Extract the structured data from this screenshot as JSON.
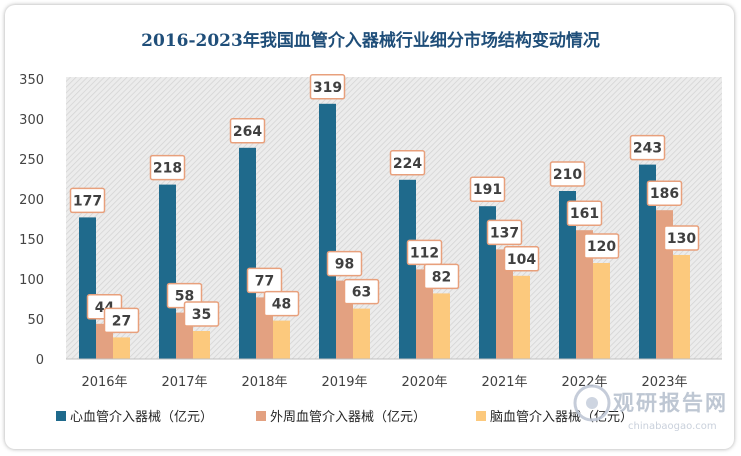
{
  "chart_data": {
    "type": "bar",
    "title": "2016-2023年我国血管介入器械行业细分市场结构变动情况",
    "categories": [
      "2016年",
      "2017年",
      "2018年",
      "2019年",
      "2020年",
      "2021年",
      "2022年",
      "2023年"
    ],
    "series": [
      {
        "name": "心血管介入器械（亿元）",
        "values": [
          177,
          218,
          264,
          319,
          224,
          191,
          210,
          243
        ],
        "color": "#1f6a8c"
      },
      {
        "name": "外周血管介入器械（亿元）",
        "values": [
          44,
          58,
          77,
          98,
          112,
          137,
          161,
          186
        ],
        "color": "#e3a181"
      },
      {
        "name": "脑血管介入器械（亿元）",
        "values": [
          27,
          35,
          48,
          63,
          82,
          104,
          120,
          130
        ],
        "color": "#fcc97d"
      }
    ],
    "yticks": [
      0,
      50,
      100,
      150,
      200,
      250,
      300,
      350
    ],
    "ylim": [
      0,
      350
    ],
    "grid": false,
    "legend_position": "bottom-left",
    "plot_background": "hatched-gray"
  },
  "watermark": {
    "text": "观研报告网",
    "url": "chinabaogao.com"
  }
}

AIM OF THE TASK – Go through the material and select each line with the string "color" in it.

THE SOLUTION –
        "color": "#1f6a8c"
        "color": "#e3a181"
        "color": "#fcc97d"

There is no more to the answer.